(What to produce) Search the material for the string "semi" and copy each line where it occurs.

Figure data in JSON
'''
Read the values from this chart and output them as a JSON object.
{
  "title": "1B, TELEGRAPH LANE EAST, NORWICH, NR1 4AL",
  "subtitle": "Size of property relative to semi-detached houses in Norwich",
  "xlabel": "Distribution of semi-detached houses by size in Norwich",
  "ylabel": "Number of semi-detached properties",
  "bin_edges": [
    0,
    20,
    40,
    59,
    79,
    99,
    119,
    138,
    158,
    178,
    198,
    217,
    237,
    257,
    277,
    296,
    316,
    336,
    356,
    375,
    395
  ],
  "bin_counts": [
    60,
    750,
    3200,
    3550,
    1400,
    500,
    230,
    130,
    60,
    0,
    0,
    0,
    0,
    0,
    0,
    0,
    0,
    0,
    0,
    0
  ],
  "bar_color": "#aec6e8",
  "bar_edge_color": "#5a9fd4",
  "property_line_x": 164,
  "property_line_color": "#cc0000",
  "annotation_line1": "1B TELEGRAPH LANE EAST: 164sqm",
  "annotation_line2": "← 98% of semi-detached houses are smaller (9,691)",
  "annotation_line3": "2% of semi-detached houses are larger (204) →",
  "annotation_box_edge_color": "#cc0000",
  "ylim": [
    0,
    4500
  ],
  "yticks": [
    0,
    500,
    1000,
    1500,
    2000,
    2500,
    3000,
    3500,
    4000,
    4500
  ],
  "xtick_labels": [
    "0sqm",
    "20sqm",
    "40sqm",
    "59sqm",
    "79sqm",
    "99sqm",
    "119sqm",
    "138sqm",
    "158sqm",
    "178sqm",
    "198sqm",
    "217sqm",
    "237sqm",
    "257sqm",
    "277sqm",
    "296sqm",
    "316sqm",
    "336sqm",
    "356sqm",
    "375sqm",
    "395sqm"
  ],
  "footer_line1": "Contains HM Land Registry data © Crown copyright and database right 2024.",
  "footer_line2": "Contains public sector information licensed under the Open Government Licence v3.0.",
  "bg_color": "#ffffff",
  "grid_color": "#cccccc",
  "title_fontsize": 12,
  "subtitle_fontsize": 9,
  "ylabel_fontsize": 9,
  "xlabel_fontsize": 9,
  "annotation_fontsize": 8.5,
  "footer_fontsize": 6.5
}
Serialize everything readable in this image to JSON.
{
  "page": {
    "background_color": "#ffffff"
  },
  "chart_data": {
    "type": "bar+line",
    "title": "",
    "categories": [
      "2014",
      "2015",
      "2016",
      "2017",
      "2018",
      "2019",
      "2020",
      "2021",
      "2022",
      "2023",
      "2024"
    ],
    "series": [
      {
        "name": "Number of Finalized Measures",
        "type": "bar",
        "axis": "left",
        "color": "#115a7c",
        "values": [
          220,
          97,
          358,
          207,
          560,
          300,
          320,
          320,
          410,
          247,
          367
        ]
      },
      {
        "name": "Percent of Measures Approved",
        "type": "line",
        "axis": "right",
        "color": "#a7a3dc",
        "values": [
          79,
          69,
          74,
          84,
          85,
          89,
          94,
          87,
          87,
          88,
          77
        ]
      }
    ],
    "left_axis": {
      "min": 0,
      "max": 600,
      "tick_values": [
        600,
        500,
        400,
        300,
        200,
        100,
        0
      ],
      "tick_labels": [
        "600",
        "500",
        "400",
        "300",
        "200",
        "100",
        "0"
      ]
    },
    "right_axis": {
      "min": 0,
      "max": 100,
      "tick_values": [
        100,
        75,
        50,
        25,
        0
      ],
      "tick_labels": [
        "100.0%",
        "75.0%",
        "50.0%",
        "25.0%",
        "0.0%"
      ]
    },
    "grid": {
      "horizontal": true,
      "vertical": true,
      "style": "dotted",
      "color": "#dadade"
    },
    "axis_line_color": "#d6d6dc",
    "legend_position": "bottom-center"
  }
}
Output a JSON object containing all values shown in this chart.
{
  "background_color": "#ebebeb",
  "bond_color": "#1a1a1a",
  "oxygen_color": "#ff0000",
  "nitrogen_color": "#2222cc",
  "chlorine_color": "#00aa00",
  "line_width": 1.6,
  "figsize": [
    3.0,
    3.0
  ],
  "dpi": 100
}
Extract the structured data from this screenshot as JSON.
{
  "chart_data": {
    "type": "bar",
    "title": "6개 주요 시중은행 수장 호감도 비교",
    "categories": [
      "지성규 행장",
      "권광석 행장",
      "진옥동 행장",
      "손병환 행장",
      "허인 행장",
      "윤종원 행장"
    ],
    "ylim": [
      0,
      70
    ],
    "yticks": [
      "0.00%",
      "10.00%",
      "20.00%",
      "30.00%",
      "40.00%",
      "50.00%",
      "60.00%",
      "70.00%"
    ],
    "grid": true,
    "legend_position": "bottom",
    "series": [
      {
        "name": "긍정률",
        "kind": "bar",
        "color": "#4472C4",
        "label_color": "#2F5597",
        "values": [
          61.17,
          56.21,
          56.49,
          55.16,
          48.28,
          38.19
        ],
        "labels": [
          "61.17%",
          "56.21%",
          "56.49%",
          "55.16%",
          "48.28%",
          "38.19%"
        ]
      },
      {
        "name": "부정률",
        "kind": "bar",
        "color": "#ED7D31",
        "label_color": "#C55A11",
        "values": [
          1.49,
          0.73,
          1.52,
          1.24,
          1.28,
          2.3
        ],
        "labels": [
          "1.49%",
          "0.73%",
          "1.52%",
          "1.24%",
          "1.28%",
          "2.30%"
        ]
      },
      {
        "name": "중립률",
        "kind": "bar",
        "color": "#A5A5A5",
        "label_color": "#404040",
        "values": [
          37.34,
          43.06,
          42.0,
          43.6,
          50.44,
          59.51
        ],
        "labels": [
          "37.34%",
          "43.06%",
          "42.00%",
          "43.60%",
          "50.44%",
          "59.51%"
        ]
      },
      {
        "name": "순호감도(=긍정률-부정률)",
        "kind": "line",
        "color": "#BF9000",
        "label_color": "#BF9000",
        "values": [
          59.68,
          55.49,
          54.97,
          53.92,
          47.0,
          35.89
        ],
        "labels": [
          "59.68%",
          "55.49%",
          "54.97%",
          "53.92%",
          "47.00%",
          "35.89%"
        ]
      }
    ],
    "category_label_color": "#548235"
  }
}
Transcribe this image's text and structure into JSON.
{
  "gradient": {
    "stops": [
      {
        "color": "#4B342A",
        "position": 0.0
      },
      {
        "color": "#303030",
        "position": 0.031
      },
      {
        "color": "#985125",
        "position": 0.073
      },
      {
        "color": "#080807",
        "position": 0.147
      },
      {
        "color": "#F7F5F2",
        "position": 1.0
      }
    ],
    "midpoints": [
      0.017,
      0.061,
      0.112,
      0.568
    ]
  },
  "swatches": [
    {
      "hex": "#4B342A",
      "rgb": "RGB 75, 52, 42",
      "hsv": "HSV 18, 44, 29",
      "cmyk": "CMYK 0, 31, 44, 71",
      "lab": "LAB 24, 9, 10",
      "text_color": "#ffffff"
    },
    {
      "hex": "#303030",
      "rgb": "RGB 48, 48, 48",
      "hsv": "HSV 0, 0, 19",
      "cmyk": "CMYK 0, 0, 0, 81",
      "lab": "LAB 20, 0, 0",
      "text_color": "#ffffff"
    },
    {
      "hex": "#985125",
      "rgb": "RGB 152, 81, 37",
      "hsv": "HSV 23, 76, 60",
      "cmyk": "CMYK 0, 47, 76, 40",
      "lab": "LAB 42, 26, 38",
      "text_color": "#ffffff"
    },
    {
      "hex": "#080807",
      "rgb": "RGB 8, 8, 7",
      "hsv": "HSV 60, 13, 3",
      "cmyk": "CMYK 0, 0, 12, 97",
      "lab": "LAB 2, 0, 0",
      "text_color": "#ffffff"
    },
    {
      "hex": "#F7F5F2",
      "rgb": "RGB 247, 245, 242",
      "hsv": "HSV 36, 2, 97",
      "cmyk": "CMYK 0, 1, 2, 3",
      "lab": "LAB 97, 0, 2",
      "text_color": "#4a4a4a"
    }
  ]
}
'''
(Exercise output)
  "subtitle": "Size of property relative to semi-detached houses in Norwich",
  "xlabel": "Distribution of semi-detached houses by size in Norwich",
  "ylabel": "Number of semi-detached properties",
  "annotation_line2": "← 98% of semi-detached houses are smaller (9,691)",
  "annotation_line3": "2% of semi-detached houses are larger (204) →",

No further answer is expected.